Copy out all lines carrying the word "verifying".
— Start of Records provided —
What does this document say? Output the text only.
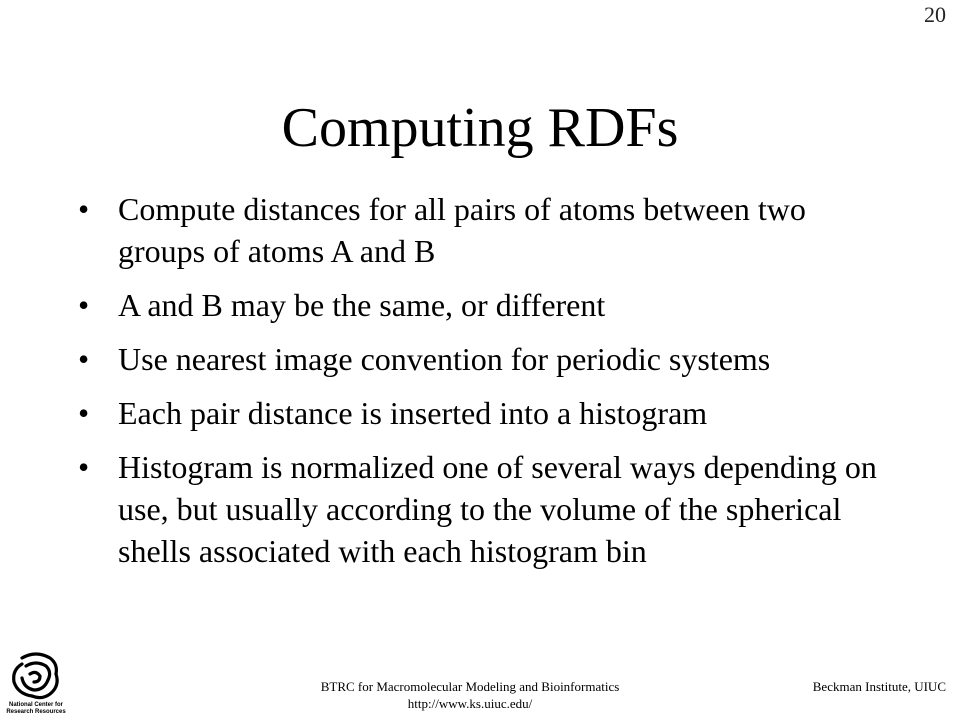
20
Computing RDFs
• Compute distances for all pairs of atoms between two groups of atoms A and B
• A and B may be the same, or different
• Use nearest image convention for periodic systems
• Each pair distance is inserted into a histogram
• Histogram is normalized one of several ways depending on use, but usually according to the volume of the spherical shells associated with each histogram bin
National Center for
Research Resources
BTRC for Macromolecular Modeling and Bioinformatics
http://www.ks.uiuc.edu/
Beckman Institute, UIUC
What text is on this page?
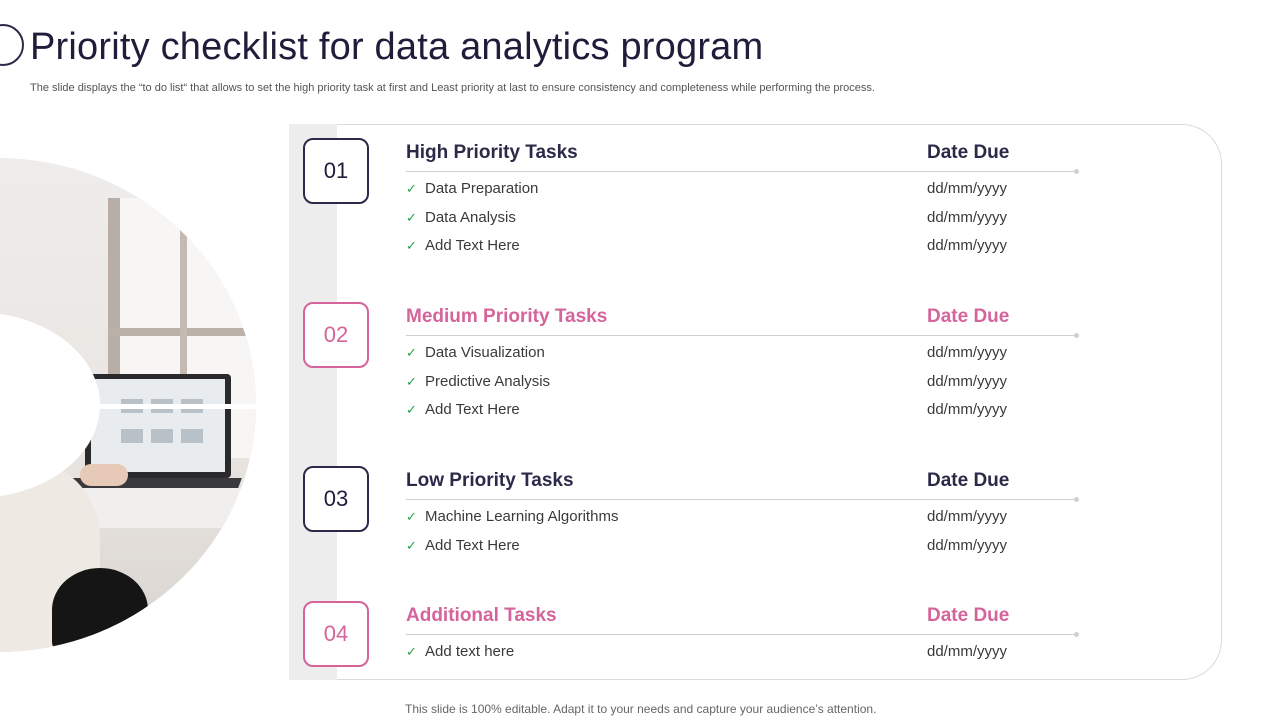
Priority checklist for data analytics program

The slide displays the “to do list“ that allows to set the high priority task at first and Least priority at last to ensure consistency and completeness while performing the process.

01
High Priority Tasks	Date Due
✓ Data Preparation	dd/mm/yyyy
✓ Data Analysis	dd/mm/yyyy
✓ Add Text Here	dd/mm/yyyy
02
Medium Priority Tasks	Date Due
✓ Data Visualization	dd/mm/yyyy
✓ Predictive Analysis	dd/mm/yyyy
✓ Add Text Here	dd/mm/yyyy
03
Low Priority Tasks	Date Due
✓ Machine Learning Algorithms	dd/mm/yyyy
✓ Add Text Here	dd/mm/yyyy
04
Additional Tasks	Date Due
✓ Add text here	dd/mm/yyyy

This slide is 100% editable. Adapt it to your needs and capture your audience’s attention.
— End of Records provided —
— Start of Records provided —
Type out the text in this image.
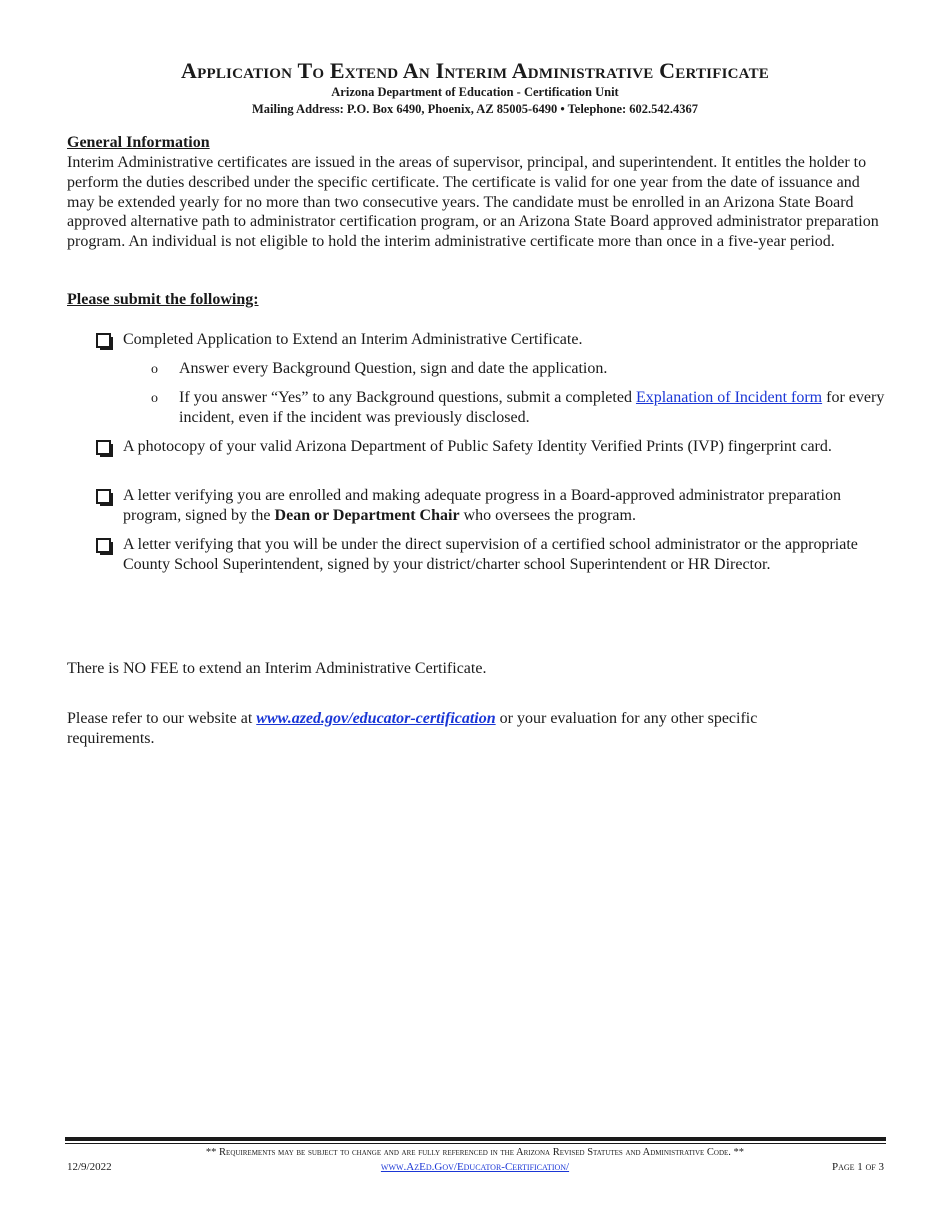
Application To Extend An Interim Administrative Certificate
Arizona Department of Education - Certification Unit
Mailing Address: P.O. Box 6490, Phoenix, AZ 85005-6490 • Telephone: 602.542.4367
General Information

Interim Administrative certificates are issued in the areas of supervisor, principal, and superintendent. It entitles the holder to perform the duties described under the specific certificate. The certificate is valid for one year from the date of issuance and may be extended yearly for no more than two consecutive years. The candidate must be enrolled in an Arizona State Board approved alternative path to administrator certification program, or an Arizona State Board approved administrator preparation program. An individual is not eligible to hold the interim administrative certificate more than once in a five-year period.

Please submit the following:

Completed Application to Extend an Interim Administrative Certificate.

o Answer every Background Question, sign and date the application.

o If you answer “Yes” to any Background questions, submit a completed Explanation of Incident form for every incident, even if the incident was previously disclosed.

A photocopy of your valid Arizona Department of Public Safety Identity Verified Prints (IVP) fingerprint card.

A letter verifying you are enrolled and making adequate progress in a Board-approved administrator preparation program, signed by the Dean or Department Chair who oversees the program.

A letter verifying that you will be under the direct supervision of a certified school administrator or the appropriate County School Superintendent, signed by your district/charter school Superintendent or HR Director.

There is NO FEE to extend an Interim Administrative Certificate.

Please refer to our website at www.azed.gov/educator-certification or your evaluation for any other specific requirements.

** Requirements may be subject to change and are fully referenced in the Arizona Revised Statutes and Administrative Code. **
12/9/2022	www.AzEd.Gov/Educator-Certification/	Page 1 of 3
— End of Records provided —
— Start of Records provided —
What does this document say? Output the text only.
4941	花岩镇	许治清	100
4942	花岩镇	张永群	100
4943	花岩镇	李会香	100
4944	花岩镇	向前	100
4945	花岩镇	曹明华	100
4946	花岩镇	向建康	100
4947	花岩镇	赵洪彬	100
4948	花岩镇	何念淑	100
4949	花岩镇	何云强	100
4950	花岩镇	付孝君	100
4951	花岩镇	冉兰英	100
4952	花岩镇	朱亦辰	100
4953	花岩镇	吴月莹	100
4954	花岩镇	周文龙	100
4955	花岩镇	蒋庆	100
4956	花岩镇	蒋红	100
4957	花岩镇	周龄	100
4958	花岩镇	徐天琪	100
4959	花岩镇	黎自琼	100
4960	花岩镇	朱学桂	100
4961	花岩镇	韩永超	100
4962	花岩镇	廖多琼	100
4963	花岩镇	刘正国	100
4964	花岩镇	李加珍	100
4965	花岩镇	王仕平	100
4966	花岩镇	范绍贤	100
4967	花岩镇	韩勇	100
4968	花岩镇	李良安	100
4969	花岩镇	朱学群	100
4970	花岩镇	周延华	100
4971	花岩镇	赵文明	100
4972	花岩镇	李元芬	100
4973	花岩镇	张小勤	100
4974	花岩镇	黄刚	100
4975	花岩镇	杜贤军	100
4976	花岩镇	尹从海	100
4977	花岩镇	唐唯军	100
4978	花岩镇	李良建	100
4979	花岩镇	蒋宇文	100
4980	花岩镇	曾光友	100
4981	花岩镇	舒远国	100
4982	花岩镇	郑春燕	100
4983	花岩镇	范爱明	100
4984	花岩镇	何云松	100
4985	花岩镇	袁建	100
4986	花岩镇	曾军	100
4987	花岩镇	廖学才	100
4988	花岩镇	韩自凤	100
— End of Records provided —
**Solution to this task:**
A letter verifying you are enrolled and making adequate progress in a Board-approved administrator preparation program, signed by the Dean or Department Chair who oversees the program.
A letter verifying that you will be under the direct supervision of a certified school administrator or the appropriate County School Superintendent, signed by your district/charter school Superintendent or HR Director.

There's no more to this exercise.